• Document extract:
··········
Like Dewan, the Wharton alum was drawn to businesses outside the US. Not only were valuations more reasonable, but competition was significantly scarcer. Among those early bets was Yandex.
Shleifer led a $5.3 million Series A into the Russian search engine in 2000, with additional capital injections throughout the company's life. Yandex went public in 2011 at more than an $11 billion valuation; today, its market cap sits at $30 billion.
Yandex was followed by investments in Mail.Ru (acquired), Maktoob (acquired), DangDang (IPOed at a $1 billion valuation), eLong (IPOed then merged with Tongcheng), Mercado Libre (IPOed, now valued at $78 billion), and Despegar (IPOed, now valued at $850 million).
This is a mind-boggling run worthy of comparison to any venture fund hot streak. Over the next ten years, through 2010, Tiger would succeed in picking many other winners, including Zynga (Series B), LinkedIn (via secondaries), Flipkart (Series B), Facebook (via secondaries), and Trendyol (Series B).
Tidy picks in the public markets bolstered this venture performance. Shleifer is credited for Tiger's investments in China's "Yahoos" — businesses like NetEase and Sina Corp that picked up serious gains between 2002 and 2003.
··········
• Recorded information:
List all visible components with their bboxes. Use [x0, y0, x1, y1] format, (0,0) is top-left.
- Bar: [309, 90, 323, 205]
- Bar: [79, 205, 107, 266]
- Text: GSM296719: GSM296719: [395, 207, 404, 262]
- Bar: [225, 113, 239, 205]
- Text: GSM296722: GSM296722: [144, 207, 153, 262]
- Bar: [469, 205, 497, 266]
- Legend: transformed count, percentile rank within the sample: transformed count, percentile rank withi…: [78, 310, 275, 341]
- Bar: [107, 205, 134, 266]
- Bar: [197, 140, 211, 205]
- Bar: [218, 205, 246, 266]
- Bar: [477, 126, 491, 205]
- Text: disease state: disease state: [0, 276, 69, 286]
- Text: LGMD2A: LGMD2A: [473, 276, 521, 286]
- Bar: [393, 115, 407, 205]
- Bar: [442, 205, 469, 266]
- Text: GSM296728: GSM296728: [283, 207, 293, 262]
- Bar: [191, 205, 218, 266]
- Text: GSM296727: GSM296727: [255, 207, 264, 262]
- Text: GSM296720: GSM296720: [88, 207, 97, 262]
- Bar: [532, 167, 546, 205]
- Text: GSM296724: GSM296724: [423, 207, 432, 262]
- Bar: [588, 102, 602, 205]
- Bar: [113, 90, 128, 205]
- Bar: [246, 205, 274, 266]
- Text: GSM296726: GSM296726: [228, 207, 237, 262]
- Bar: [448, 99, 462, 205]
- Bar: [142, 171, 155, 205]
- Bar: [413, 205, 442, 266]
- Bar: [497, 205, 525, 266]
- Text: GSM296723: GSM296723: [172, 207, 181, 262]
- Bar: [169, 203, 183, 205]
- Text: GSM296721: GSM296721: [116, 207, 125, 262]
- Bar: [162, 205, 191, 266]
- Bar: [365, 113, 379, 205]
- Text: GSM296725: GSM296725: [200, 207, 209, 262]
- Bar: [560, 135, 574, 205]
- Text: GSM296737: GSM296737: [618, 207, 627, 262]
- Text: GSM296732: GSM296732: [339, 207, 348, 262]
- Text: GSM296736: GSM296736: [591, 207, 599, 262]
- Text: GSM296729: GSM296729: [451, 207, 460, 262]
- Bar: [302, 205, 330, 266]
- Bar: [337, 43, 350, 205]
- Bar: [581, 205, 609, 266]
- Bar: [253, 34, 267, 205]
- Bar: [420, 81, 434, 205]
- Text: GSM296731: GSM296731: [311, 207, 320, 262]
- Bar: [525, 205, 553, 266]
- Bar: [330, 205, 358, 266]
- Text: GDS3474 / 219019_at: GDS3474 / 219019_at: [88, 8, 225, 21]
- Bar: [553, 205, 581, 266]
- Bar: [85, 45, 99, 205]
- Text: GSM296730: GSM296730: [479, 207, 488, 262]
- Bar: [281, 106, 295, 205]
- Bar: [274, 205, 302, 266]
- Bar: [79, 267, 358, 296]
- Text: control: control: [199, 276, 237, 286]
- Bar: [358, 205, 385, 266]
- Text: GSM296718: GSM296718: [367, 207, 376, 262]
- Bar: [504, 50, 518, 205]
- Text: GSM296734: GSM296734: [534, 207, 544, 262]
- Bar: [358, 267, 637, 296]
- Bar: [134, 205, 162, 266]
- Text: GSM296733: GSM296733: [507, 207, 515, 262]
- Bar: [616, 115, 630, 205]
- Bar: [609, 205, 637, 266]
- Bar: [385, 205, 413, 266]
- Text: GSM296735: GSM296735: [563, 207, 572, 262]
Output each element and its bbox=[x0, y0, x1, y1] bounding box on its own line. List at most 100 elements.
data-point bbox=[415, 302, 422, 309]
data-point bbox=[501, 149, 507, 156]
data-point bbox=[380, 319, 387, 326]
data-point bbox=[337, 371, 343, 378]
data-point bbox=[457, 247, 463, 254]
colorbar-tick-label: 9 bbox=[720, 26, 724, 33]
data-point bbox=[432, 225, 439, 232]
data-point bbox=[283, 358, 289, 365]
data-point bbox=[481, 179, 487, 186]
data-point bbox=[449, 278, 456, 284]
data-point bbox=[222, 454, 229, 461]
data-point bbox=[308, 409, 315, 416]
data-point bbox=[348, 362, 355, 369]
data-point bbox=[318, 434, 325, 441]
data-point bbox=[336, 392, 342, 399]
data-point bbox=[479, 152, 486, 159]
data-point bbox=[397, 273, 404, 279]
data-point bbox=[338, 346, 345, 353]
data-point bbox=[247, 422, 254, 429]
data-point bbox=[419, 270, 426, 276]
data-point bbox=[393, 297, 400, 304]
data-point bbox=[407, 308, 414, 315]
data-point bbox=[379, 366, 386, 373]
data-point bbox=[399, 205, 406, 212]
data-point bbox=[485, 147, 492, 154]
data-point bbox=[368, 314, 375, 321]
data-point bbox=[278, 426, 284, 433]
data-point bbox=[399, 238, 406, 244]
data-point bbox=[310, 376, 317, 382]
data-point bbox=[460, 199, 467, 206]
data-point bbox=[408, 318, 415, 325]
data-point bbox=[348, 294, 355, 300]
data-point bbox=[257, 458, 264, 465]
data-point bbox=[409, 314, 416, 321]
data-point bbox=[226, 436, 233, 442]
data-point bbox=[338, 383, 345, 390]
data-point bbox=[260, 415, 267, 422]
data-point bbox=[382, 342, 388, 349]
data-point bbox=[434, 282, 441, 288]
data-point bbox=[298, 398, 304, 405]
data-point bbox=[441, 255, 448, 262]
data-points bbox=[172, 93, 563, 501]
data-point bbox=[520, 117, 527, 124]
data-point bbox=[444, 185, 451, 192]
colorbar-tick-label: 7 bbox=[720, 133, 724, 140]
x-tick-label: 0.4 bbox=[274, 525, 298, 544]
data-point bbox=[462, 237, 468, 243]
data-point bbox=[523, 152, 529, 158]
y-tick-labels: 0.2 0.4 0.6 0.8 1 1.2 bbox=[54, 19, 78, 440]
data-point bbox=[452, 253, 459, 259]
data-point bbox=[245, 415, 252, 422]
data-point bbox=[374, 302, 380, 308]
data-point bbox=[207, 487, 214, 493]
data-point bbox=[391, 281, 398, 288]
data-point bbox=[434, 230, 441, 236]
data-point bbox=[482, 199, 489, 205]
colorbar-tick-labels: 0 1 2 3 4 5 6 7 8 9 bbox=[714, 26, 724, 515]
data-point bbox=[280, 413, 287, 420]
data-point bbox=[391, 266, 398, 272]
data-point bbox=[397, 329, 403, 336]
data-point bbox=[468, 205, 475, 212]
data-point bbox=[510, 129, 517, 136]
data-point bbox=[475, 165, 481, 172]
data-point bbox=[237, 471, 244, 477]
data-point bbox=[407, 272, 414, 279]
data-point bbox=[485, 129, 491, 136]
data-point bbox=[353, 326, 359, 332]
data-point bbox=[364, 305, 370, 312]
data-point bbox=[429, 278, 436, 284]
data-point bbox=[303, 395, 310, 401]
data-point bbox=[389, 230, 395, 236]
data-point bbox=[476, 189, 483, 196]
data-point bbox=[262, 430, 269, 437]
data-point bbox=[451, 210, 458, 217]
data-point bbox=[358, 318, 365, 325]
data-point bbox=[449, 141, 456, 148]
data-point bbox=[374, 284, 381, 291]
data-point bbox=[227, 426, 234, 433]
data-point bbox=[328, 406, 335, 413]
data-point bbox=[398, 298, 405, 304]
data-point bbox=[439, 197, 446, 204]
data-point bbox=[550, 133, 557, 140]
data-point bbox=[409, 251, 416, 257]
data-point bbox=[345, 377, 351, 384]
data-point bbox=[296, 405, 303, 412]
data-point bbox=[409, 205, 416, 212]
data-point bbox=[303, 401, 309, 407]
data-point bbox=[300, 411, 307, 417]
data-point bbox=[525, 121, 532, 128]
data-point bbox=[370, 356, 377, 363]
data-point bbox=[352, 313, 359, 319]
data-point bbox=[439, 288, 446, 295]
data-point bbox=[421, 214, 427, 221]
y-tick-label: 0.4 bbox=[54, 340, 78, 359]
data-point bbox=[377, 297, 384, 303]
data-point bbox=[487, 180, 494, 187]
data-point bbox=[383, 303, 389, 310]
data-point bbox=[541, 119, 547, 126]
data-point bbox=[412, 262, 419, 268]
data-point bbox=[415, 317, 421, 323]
··········
• Problem requirements: In the text on Tiger's early investments, reproduce the section from "Yandex was followed" up to and including "Trendyol (Series B).", substituting "winning streak" for "hot streak".

• Solution for this exercise:
Yandex was followed by investments in Mail.Ru (acquired), Maktoob (acquired), DangDang (IPOed at a $1 billion valuation), eLong (IPOed then merged with Tongcheng), Mercado Libre (IPOed, now valued at $78 billion), and Despegar (IPOed, now valued at $850 million).
This is a mind-boggling run worthy of comparison to any venture fund winning streak. Over the next ten years, through 2010, Tiger would succeed in picking many other winners, including Zynga (Series B), LinkedIn (via secondaries), Flipkart (Series B), Facebook (via secondaries), and Trendyol (Series B).